→ **JOB**
Find the string "Increase" in the listing and report every line that has it.

Saved data entries:

···

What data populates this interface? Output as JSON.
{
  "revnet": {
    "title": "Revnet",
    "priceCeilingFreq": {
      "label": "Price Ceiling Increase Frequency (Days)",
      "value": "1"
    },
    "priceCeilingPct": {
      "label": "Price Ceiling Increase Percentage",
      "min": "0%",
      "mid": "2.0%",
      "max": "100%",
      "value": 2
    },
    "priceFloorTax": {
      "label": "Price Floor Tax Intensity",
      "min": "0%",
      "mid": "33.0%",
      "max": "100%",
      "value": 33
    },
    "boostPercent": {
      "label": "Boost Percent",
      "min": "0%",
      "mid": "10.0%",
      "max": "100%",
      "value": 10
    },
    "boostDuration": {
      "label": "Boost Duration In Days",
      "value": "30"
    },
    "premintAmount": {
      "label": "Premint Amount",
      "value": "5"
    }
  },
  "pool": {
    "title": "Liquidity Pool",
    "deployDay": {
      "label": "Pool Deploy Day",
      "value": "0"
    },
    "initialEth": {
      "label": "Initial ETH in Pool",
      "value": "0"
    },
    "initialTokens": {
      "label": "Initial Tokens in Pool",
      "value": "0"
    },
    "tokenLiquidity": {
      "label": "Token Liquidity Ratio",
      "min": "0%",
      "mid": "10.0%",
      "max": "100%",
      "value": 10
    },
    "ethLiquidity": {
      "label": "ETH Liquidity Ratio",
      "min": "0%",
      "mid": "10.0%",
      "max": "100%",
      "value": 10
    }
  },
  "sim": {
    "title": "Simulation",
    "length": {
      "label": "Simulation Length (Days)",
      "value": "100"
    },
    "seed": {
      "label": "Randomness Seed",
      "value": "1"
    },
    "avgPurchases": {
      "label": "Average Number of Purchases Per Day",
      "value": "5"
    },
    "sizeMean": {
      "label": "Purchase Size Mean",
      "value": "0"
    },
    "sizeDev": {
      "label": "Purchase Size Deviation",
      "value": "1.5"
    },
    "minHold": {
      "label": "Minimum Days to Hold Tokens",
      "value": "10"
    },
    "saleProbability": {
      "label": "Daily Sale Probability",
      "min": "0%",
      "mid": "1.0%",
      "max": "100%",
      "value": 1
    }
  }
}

···

→ **SOLUTION TO THIS EXERCISE**
      "label": "Price Ceiling Increase Frequency (Days)",
      "label": "Price Ceiling Increase Percentage",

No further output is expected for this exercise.